Tally every line featuring "leadership", then give that tally alone.

(Dataset records)
┌──

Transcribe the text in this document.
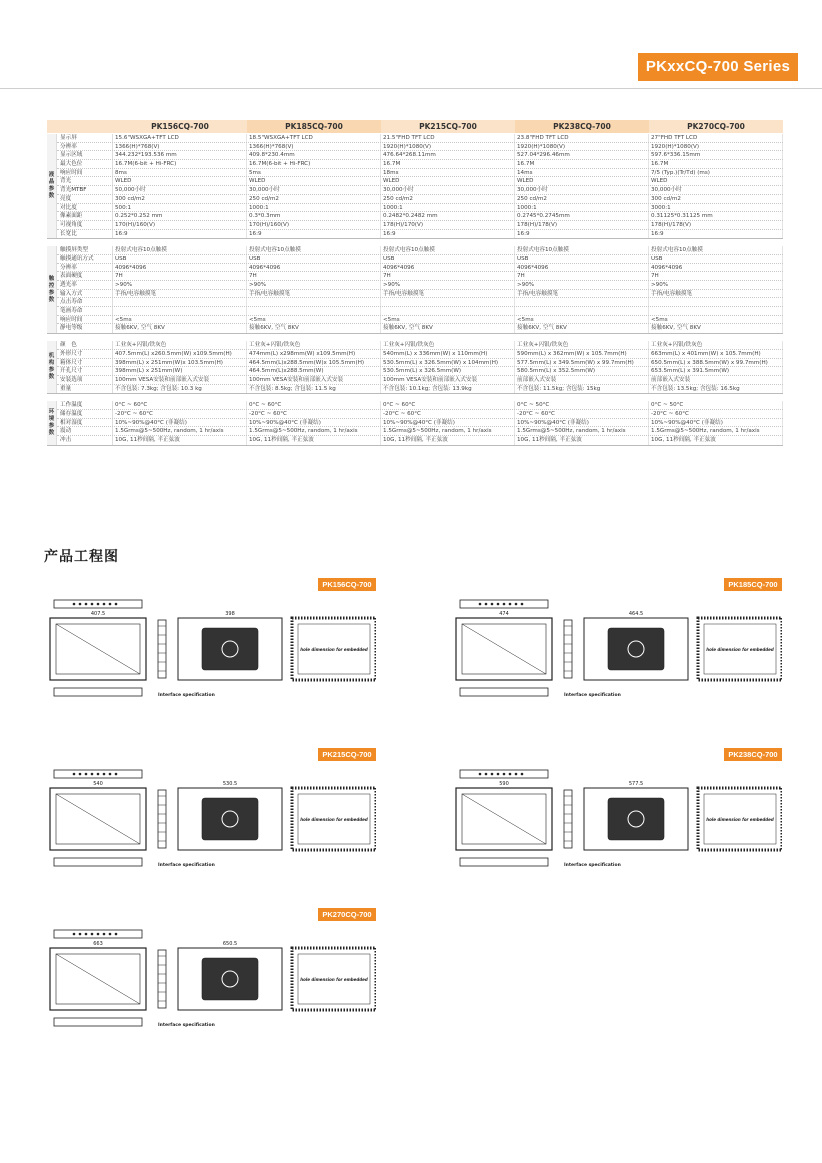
PKxxCQ-700 Series
PK156CQ-700	PK185CQ-700	PK215CQ-700	PK238CQ-700	PK270CQ-700
液
晶
参
数
显示屏	15.6"WSXGA+TFT LCD	18.5"WSXGA+TFT LCD	21.5"FHD TFT LCD	23.8"FHD TFT LCD	27"FHD TFT LCD
分辨率	1366(H)*768(V)	1366(H)*768(V)	1920(H)*1080(V)	1920(H)*1080(V)	1920(H)*1080(V)
显示区域	344.232*193.536 mm	409.8*230.4mm	476.64*268.11mm	527.04*296.46mm	597.6*336.15mm
最大色位	16.7M(6-bit + Hi-FRC)	16.7M(6-bit + Hi-FRC)	16.7M	16.7M	16.7M
响应时间	8ms	5ms	18ms	14ms	7/5 (Typ.)(Tr/Td) (ms)
背光	WLED	WLED	WLED	WLED	WLED
背光MTBF	50,000小时	30,000小时	30,000小时	30,000小时	30,000小时
亮度	300 cd/m2	250 cd/m2	250 cd/m2	250 cd/m2	300 cd/m2
对比度	500:1	1000:1	1000:1	1000:1	3000:1
像素面距	0.252*0.252 mm	0.3*0.3mm	0.2482*0.2482 mm	0.2745*0.2745mm	0.31125*0.31125 mm
可视角度	170(H)/160(V)	170(H)/160(V)	178(H)/170(V)	178(H)/178(V)	178(H)/178(V)
长宽比	16:9	16:9	16:9	16:9	16:9
触
控
参
数
触摸屏类型	投射式电容10点触摸	投射式电容10点触摸	投射式电容10点触摸	投射式电容10点触摸	投射式电容10点触摸
触摸通讯方式	USB	USB	USB	USB	USB
分辨率	4096*4096	4096*4096	4096*4096	4096*4096	4096*4096
表面硬度	7H	7H	7H	7H	7H
透光率	>90%	>90%	>90%	>90%	>90%
输入方式	手指/电容触摸笔	手指/电容触摸笔	手指/电容触摸笔	手指/电容触摸笔	手指/电容触摸笔
点击寿命
笔画寿命
响应时间	<5ms	<5ms	<5ms	<5ms	<5ms
静电等级	接触6KV, 空气 8KV	接触6KV, 空气 8KV	接触6KV, 空气 8KV	接触6KV, 空气 8KV	接触6KV, 空气 8KV
机
构
参
数
颜　色	工业灰+闪银/铁灰色	工业灰+闪银/铁灰色	工业灰+闪银/铁灰色	工业灰+闪银/铁灰色	工业灰+闪银/铁灰色
外形尺寸	407.5mm(L) x260.5mm(W) x109.5mm(H)	474mm(L) x298mm(W) x109.5mm(H)	540mm(L) x 336mm(W) x 110mm(H)	590mm(L) x 362mm(W) x 105.7mm(H)	663mm(L) x 401mm(W) x 105.7mm(H)
箱体尺寸	398mm(L) x 251mm(W)x 103.5mm(H)	464.5mm(L)x288.5mm(W)x 105.5mm(H)	530.5mm(L) x 326.5mm(W) x 104mm(H)	577.5mm(L) x 349.5mm(W) x 99.7mm(H)	650.5mm(L) x 388.5mm(W) x 99.7mm(H)
开孔尺寸	398mm(L) x 251mm(W)	464.5mm(L)x288.5mm(W)	530.5mm(L) x 326.5mm(W)	580.5mm(L) x 352.5mm(W)	653.5mm(L) x 391.5mm(W)
安装选项	100mm VESA安装和前部嵌入式安装	100mm VESA安装和前部嵌入式安装	100mm VESA安装和前部嵌入式安装	前部嵌入式安装	前部嵌入式安装
重量	不含包装: 7.3kg; 含包装: 10.3 kg	不含包装: 8.5kg; 含包装: 11.5 kg	不含包装: 10.1kg; 含包装: 13.9kg	不含包装: 11.5kg; 含包装: 15kg	不含包装: 13.5kg; 含包装: 16.5kg
环
境
参
数
工作温度	0°C ~ 60°C	0°C ~ 60°C	0°C ~ 60°C	0°C ~ 50°C	0°C ~ 50°C
储存温度	-20°C ~ 60°C	-20°C ~ 60°C	-20°C ~ 60°C	-20°C ~ 60°C	-20°C ~ 60°C
相对湿度	10%~90%@40°C (非凝结)	10%~90%@40°C (非凝结)	10%~90%@40°C (非凝结)	10%~90%@40°C (非凝结)	10%~90%@40°C (非凝结)
震动	1.5Grms@5~500Hz, random, 1 hr/axis	1.5Grms@5~500Hz, random, 1 hr/axis	1.5Grms@5~500Hz, random, 1 hr/axis	1.5Grms@5~500Hz, random, 1 hr/axis	1.5Grms@5~500Hz, random, 1 hr/axis
冲击	10G, 11秒间隔, 半正弦波	10G, 11秒间隔, 半正弦波	10G, 11秒间隔, 半正弦波	10G, 11秒间隔, 半正弦波	10G, 11秒间隔, 半正弦波
产品工程图
PK156CQ-700
407.5	398
hole dimension for embedded
Interface specification
PK185CQ-700
474	464.5
hole dimension for embedded
Interface specification
PK215CQ-700
540	530.5
hole dimension for embedded
Interface specification
PK238CQ-700
590	577.5
hole dimension for embedded
Interface specification
PK270CQ-700
663	650.5
hole dimension for embedded
Interface specification
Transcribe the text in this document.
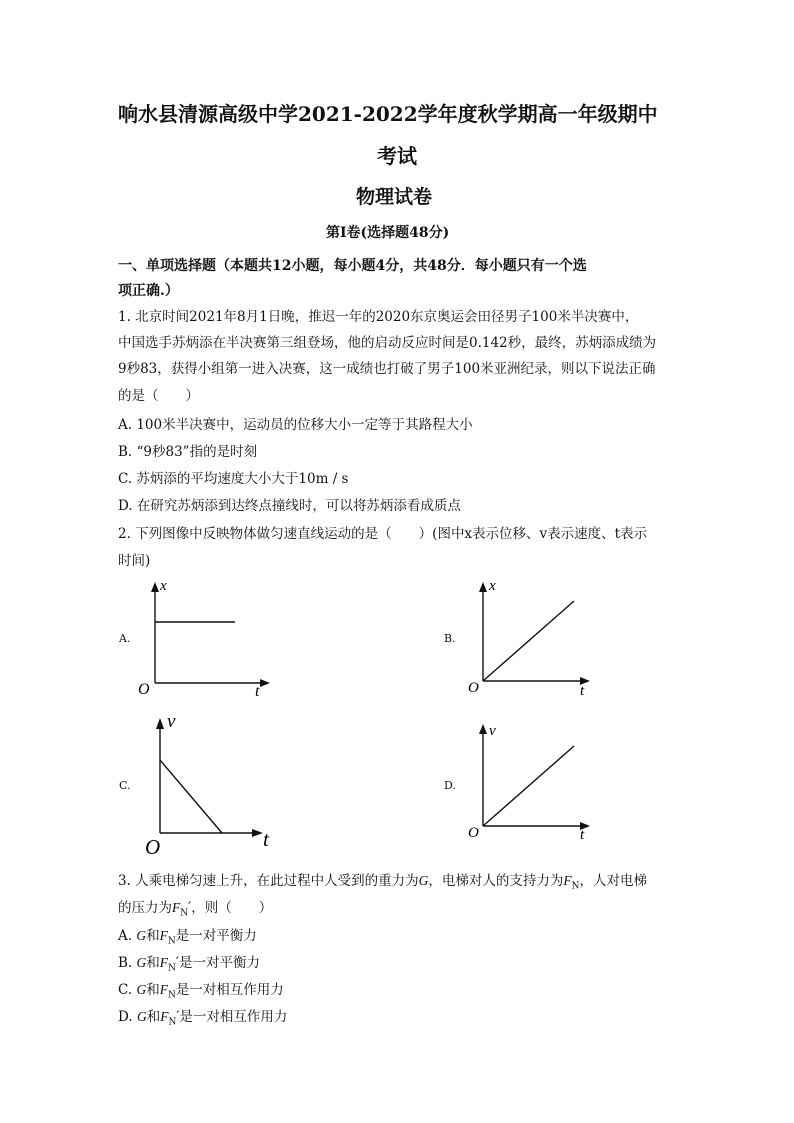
响水县清源高级中学2021-2022学年度秋学期高一年级期中
考试
物理试卷
第I卷(选择题48分)
一、单项选择题（本题共12小题，每小题4分，共48分．每小题只有一个选
项正确.）
1. 北京时间2021年8月1日晚，推迟一年的2020东京奥运会田径男子100米半决赛中，
中国选手苏炳添在半决赛第三组登场，他的启动反应时间是0.142秒，最终，苏炳添成绩为
9秒83，获得小组第一进入决赛，这一成绩也打破了男子100米亚洲纪录，则以下说法正确
的是（　　）
A. 100米半决赛中，运动员的位移大小一定等于其路程大小
B. “9秒83”指的是时刻
C. 苏炳添的平均速度大小大于10m / s
D. 在研究苏炳添到达终点撞线时，可以将苏炳添看成质点
2. 下列图像中反映物体做匀速直线运动的是（　　）(图中x表示位移、v表示速度、t表示
时间)
A.
x
t
O
B.
x
t
O
C.
v
t
O
D.
v
t
O
3. 人乘电梯匀速上升，在此过程中人受到的重力为G，电梯对人的支持力为$F_N$，人对电梯
的压力为$F_N'$，则（　　）
A. G和$F_N$是一对平衡力
B. G和$F_N'$是一对平衡力
C. G和$F_N$是一对相互作用力
D. G和$F_N'$是一对相互作用力
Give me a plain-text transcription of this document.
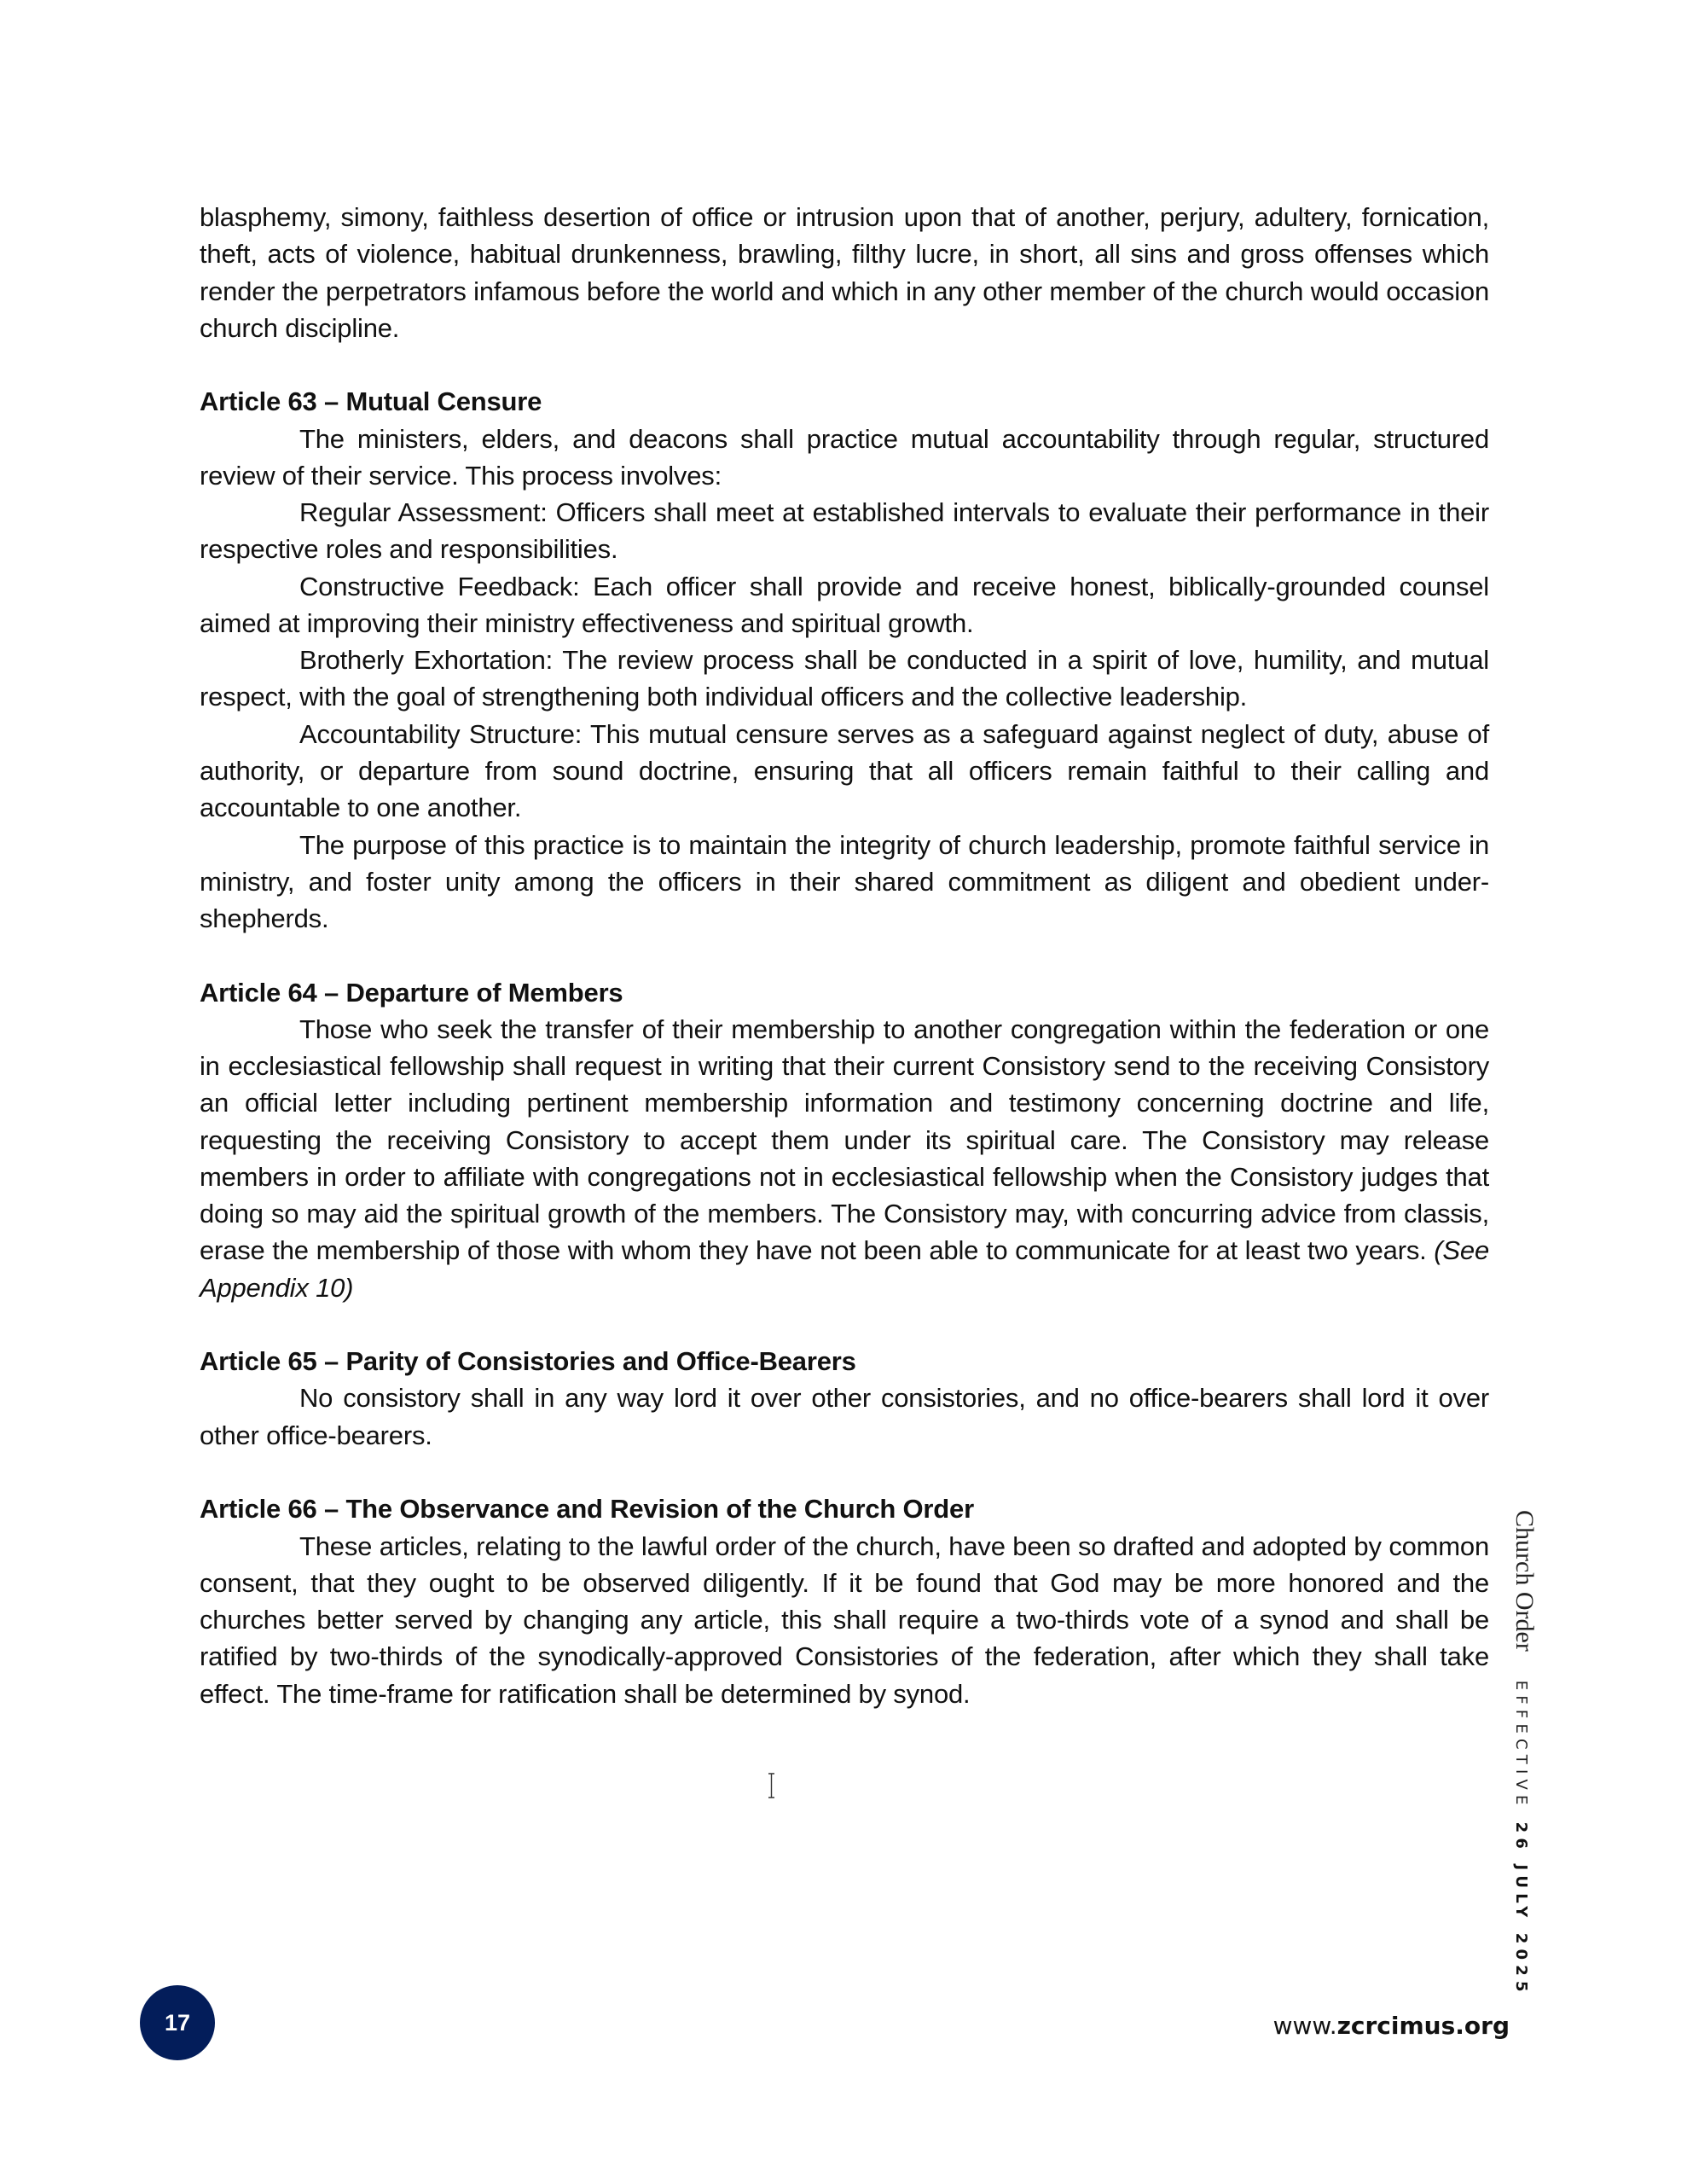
blasphemy, simony, faithless desertion of office or intrusion upon that of another, perjury, adultery, fornication, theft, acts of violence, habitual drunkenness, brawling, filthy lucre, in short, all sins and gross offenses which render the perpetrators infamous before the world and which in any other member of the church would occasion church discipline.

Article 63 – Mutual Censure

The ministers, elders, and deacons shall practice mutual accountability through regular, structured review of their service. This process involves:

Regular Assessment: Officers shall meet at established intervals to evaluate their performance in their respective roles and responsibilities.

Constructive Feedback: Each officer shall provide and receive honest, biblically-grounded counsel aimed at improving their ministry effectiveness and spiritual growth.

Brotherly Exhortation: The review process shall be conducted in a spirit of love, humility, and mutual respect, with the goal of strengthening both individual officers and the collective leadership.

Accountability Structure: This mutual censure serves as a safeguard against neglect of duty, abuse of authority, or departure from sound doctrine, ensuring that all officers remain faithful to their calling and accountable to one another.

The purpose of this practice is to maintain the integrity of church leadership, promote faithful service in ministry, and foster unity among the officers in their shared commitment as diligent and obedient under-shepherds.

Article 64 – Departure of Members

Those who seek the transfer of their membership to another congregation within the federation or one in ecclesiastical fellowship shall request in writing that their current Consistory send to the receiving Consistory an official letter including pertinent membership information and testimony concerning doctrine and life, requesting the receiving Consistory to accept them under its spiritual care. The Consistory may release members in order to affiliate with congregations not in ecclesiastical fellowship when the Consistory judges that doing so may aid the spiritual growth of the members. The Consistory may, with concurring advice from classis, erase the membership of those with whom they have not been able to communicate for at least two years. (See Appendix 10)

Article 65 – Parity of Consistories and Office-Bearers

No consistory shall in any way lord it over other consistories, and no office-bearers shall lord it over other office-bearers.

Article 66 – The Observance and Revision of the Church Order

These articles, relating to the lawful order of the church, have been so drafted and adopted by common consent, that they ought to be observed diligently. If it be found that God may be more honored and the churches better served by changing any article, this shall require a two-thirds vote of a synod and shall be ratified by two-thirds of the synodically-approved Consistories of the federation, after which they shall take effect. The time-frame for ratification shall be determined by synod.

Church Order
EFFECTIVE
26 JULY 2025
17	www.zcrcimus.org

└──

> _ANSWER TO THIS EXERCISE_: 2